> **Given entries**
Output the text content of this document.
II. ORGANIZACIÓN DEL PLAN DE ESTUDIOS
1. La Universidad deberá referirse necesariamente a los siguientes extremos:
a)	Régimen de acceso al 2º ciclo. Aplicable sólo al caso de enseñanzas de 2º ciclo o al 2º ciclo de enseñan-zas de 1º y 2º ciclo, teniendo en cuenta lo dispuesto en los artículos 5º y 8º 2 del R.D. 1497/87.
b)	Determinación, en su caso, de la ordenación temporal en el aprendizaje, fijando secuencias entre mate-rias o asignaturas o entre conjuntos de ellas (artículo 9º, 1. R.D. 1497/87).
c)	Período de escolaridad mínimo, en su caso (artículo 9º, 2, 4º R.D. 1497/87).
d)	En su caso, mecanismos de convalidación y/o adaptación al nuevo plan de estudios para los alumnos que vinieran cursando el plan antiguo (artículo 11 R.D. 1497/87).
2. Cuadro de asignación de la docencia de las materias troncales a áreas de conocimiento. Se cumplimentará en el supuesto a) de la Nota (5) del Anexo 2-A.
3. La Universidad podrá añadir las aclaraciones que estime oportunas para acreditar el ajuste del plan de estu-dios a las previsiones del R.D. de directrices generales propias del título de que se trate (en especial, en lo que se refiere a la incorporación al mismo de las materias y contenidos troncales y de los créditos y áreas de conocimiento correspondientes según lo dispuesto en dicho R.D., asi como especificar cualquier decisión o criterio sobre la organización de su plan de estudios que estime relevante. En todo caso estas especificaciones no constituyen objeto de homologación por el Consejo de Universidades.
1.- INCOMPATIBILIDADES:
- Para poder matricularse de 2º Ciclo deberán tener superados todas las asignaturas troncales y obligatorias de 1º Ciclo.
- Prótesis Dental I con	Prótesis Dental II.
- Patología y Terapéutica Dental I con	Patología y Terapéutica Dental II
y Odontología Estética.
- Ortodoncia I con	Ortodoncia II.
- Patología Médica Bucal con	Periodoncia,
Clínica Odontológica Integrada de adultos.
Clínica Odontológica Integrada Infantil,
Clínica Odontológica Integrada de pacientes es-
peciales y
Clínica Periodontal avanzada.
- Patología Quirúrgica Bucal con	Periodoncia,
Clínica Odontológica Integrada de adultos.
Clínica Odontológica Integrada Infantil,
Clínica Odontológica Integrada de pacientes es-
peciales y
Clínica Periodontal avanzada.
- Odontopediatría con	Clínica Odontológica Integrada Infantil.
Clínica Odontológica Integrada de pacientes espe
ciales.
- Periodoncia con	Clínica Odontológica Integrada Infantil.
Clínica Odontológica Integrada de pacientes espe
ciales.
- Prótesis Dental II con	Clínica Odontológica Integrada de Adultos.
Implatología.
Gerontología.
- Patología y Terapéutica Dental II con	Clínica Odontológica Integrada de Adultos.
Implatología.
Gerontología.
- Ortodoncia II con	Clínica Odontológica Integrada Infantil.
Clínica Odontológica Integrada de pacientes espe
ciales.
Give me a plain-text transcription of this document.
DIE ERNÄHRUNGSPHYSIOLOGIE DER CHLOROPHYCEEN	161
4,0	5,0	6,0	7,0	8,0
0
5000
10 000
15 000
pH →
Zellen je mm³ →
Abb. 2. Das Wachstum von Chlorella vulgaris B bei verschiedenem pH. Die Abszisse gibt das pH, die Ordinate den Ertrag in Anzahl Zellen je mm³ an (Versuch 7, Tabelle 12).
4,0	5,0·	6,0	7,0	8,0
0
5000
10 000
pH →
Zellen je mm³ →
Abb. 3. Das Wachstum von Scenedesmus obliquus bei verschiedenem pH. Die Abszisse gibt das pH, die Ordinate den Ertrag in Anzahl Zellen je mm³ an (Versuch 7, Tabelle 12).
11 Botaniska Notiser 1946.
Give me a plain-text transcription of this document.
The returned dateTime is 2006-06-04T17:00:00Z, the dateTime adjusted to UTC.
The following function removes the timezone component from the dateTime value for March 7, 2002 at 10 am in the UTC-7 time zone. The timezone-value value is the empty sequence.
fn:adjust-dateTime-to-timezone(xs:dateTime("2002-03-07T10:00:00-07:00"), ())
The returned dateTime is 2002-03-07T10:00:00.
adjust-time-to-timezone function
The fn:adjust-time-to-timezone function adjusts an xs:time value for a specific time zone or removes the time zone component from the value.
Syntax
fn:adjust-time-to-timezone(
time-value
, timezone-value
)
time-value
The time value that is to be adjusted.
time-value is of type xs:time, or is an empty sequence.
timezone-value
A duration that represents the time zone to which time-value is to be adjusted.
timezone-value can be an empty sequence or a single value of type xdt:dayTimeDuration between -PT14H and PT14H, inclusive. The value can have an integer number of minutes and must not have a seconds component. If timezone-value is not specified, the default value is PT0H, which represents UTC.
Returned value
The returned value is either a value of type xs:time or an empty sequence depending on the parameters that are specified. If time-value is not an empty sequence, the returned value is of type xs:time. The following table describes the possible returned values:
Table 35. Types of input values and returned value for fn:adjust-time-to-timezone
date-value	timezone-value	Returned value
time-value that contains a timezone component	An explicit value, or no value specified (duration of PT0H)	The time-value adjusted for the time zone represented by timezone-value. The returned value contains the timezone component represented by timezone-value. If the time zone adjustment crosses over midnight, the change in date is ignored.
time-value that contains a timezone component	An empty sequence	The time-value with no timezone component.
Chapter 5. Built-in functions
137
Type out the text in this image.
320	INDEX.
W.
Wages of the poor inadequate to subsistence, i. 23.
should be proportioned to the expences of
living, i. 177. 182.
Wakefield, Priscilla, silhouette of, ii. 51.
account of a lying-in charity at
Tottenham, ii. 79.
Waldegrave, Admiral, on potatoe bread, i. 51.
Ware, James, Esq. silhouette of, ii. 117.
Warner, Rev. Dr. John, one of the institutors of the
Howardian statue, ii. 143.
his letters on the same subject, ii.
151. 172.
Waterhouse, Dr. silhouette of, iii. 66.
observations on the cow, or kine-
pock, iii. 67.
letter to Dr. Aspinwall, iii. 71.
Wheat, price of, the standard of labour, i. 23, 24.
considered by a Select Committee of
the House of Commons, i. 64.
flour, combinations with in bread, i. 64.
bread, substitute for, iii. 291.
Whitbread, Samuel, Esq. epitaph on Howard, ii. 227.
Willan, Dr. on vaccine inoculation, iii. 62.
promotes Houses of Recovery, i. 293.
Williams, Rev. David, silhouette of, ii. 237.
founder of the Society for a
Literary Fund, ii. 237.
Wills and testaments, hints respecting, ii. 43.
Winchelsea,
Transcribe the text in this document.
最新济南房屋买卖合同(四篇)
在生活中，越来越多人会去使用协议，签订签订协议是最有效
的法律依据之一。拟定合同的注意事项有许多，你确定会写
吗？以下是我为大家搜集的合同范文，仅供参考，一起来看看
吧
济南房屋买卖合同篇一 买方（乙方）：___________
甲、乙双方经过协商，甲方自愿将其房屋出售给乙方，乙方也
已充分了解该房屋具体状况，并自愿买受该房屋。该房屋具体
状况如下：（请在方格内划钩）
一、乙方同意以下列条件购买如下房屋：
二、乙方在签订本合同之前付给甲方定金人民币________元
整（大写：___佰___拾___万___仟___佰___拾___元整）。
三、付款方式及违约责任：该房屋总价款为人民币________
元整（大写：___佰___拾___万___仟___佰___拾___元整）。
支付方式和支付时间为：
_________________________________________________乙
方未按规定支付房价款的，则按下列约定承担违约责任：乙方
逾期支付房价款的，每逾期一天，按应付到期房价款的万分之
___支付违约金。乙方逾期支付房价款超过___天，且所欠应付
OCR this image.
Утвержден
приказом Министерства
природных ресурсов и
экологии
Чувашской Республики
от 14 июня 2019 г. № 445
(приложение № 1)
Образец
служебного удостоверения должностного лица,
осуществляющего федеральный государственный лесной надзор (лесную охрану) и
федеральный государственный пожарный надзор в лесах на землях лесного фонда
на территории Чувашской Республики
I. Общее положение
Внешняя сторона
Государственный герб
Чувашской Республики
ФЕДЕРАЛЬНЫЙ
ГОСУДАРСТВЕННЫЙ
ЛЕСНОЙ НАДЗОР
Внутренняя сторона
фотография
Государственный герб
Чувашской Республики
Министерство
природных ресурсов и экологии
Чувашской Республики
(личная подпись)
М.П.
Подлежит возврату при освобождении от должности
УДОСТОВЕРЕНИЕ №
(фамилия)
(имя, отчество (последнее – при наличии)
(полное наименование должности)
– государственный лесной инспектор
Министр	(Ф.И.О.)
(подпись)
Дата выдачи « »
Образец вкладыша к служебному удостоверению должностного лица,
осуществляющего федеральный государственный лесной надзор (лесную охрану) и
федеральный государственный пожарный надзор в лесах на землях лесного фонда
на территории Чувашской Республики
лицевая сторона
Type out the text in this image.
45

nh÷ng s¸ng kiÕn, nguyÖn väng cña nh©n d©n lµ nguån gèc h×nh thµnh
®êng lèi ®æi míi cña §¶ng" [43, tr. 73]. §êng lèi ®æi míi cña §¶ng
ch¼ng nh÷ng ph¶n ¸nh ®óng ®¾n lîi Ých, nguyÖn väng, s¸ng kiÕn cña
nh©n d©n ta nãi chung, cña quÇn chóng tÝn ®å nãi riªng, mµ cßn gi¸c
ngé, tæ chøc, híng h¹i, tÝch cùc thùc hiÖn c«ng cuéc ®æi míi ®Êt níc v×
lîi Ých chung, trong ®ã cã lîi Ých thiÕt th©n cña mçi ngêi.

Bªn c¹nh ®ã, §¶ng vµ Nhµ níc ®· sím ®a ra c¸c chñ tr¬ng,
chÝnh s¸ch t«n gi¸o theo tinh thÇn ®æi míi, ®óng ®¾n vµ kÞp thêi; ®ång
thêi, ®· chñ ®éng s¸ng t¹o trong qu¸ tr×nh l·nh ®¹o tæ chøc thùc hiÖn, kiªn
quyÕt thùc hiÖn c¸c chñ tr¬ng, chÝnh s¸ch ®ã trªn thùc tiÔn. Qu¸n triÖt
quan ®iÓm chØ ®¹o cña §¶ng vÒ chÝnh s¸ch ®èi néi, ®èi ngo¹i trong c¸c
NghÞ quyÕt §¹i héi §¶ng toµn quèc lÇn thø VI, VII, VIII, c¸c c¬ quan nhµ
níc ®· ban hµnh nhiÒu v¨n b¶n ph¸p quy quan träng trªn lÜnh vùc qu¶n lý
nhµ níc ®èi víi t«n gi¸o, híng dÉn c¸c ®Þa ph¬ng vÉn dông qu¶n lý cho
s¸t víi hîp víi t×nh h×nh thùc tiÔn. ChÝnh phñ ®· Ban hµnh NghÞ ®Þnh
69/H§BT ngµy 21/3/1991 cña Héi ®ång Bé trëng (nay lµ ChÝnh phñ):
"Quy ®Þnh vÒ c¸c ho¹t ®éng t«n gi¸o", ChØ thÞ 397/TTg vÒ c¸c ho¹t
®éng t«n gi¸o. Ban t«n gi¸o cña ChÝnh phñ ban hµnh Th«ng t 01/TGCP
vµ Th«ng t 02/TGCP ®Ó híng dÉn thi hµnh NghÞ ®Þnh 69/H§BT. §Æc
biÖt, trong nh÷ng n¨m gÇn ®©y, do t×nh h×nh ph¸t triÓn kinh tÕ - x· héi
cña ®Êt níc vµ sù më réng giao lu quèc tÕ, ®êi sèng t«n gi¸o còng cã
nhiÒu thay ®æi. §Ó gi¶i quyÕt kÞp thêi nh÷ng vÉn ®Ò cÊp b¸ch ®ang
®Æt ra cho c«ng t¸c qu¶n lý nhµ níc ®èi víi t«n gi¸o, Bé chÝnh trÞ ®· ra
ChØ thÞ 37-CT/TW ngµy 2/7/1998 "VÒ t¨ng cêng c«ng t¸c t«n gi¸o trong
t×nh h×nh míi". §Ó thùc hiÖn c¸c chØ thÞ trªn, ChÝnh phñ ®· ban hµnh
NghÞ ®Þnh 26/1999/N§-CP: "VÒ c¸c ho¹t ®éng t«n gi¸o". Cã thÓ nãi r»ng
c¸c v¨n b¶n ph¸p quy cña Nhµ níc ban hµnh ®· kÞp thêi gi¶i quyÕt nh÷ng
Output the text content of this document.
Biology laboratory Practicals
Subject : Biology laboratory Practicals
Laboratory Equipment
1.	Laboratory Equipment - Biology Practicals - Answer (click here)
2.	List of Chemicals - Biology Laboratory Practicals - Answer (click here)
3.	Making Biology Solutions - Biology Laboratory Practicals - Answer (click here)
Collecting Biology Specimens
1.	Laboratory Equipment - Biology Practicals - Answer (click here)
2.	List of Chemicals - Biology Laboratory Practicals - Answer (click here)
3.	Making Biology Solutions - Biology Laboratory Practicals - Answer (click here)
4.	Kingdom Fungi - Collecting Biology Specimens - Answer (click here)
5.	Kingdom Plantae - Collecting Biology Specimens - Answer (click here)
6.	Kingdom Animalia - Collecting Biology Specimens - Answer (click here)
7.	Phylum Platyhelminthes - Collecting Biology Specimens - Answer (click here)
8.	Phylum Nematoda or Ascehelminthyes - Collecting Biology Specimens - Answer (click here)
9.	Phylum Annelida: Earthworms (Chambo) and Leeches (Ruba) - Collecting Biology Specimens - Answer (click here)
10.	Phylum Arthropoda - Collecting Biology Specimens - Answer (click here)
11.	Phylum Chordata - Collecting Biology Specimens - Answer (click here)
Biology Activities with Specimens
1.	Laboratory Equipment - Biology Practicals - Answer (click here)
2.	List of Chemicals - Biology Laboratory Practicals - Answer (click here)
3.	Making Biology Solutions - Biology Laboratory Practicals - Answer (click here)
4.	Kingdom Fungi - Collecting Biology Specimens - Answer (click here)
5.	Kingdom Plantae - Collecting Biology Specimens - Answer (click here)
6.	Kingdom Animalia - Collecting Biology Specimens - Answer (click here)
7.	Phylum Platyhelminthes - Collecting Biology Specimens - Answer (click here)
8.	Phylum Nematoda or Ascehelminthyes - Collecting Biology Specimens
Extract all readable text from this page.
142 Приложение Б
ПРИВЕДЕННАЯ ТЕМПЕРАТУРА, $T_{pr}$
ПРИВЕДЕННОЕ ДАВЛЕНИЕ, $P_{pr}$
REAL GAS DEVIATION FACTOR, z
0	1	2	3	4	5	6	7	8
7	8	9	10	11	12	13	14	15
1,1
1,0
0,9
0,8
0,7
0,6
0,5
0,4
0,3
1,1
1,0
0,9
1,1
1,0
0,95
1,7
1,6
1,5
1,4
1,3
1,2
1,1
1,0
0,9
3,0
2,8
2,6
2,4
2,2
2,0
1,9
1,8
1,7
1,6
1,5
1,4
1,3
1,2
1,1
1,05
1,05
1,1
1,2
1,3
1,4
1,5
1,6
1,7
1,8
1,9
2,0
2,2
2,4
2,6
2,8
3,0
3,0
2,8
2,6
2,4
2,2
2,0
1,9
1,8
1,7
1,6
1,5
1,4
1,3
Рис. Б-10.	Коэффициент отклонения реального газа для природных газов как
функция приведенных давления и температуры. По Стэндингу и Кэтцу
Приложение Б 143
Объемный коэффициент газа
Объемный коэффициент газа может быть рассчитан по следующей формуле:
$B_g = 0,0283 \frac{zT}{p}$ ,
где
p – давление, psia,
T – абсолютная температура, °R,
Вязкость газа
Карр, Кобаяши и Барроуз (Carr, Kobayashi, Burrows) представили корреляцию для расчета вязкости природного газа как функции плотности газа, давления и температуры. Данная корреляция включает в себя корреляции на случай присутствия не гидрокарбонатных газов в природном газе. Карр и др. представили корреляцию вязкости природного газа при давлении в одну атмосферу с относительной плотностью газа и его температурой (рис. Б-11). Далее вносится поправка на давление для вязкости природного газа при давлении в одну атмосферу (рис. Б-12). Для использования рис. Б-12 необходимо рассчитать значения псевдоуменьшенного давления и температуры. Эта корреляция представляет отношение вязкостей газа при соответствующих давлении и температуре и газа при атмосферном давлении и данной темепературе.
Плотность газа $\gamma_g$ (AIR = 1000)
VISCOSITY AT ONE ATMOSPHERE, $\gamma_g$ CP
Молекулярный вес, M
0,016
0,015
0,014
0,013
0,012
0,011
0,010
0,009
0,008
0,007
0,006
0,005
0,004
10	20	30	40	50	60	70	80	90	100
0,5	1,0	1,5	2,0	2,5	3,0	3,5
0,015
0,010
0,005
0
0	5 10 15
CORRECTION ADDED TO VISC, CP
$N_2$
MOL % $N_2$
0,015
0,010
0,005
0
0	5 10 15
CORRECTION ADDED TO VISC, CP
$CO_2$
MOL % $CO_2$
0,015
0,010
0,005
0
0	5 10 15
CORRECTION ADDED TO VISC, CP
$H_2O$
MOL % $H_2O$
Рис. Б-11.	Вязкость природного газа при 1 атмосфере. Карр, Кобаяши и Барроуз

> **The problem**
Look through the entries above; copy each line where the string "Bucal" appears.

> **Result of the exercise**
- Patología Médica Bucal con	Periodoncia,
- Patología Quirúrgica Bucal con	Periodoncia,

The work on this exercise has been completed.